**AIM**
Reproduce, word for word, the lines below from the very first one through the line holding "breadcrumb-separator: / — [46, 11, 49, 19]", both included.

**DATA TO USE**
>> Begin

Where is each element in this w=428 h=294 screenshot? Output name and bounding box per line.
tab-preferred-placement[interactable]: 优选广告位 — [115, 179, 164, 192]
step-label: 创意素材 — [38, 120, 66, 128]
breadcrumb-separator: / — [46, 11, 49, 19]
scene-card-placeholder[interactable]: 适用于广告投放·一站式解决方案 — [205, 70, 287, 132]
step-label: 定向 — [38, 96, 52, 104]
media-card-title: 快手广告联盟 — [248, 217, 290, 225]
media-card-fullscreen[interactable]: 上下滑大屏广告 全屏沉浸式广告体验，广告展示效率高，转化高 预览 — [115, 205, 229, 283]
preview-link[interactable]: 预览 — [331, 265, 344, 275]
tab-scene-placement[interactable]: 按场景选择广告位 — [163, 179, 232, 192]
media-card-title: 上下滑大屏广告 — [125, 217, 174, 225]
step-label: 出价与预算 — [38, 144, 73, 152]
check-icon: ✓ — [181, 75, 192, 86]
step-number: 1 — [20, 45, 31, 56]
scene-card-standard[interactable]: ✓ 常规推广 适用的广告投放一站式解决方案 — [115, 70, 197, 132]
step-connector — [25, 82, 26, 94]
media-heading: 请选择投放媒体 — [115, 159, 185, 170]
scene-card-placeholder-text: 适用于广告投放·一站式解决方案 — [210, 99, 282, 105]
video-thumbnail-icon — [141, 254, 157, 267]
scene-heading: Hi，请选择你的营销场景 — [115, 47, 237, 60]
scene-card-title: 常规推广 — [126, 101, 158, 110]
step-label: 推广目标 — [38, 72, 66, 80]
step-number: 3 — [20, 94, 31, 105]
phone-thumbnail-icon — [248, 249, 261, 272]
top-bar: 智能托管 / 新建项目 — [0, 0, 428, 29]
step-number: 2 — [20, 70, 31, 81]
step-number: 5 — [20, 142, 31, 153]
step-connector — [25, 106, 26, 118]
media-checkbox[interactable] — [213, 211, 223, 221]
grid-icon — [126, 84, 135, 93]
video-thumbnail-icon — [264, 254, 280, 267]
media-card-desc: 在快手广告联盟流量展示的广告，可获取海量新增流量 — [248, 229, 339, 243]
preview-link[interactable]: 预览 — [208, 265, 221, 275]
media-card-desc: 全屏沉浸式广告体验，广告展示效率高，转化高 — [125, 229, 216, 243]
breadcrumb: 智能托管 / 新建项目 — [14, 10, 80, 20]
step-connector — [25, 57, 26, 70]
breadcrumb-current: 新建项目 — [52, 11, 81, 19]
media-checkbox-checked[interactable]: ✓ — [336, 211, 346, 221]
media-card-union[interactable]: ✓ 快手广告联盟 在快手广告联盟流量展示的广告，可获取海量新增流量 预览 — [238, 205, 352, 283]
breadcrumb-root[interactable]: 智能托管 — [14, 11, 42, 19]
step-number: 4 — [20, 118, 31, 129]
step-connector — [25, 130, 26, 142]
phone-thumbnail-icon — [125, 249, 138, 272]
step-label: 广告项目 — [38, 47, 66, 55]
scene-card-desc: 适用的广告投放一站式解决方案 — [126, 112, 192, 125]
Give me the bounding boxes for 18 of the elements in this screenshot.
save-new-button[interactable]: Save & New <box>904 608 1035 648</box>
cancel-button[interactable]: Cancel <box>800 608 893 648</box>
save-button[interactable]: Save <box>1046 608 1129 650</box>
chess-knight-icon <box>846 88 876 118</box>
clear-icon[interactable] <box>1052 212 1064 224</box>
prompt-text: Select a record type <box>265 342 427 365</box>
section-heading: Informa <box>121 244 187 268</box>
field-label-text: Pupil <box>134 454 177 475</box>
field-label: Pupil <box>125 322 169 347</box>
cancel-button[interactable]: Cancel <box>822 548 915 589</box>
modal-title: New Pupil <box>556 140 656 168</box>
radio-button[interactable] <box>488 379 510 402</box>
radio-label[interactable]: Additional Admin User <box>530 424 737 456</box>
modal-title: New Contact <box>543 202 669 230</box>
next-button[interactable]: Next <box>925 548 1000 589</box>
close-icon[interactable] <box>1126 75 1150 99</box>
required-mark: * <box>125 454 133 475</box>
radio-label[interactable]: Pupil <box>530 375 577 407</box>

>> End

**SOLUTION TO THE PROBLEM**
Where is each element in this w=428 h=294 screenshot? Output name and bounding box per line.
tab-preferred-placement[interactable]: 优选广告位 — [115, 179, 164, 192]
step-label: 创意素材 — [38, 120, 66, 128]
breadcrumb-separator: / — [46, 11, 49, 19]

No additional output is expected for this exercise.